## Task
Answer these questions about the passage on aspect and polarity:
1. Which two aspects does the first sample review contain, and with what polarity?
2. What are most of the available Bangla datasets labeled with?
3. How are several datasets built when they are not provided in the original Bangla?

## START Passage shown

To clarify the concepts of aspect and polarity, the reader may consider the following simplified version of a restaurant review:

“Amazing service and delicious food.”

There are two aspects in the above example: service and food expressed with positive polarity. Aspects can be obviously identified in the above example since the words “services” and “food” are clearly present in the text. However, sentences usually convey implicit aspects. For instance in the following example:

“Waiters were so nice and pasta was great.”,

the aspects “service” and “food” are still present, even if not clearly mentioned in the text.

Although researchers have been carrying extensive research on ABSA in the English language and in other languages (Yue et al. 2019), less research works have been published in the Bangla language where there is still the need to experiment new techniques, yet applied in other machine learning fields (Roy et al. 2013, 2017; Bodini et al. 2018; Boccignone et al. 2018), and even the need of datasets both labeled with multiple aspects and polarities (Ahmed et al. 2021). The most of the available datasets are labeled only with polarities and they are composed of a few thousand samples. Furthermore, several datasets are not provided in the original Bangla language and they are constructed by translating datasets from the English language, or from other ones.

## END Passage shown
## START Given information

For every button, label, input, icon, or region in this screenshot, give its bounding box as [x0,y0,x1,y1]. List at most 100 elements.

## END Given information

## Answer below
1. Service and food, both with positive polarity.
2. Only polarities.
3. By translating datasets from English or from other languages.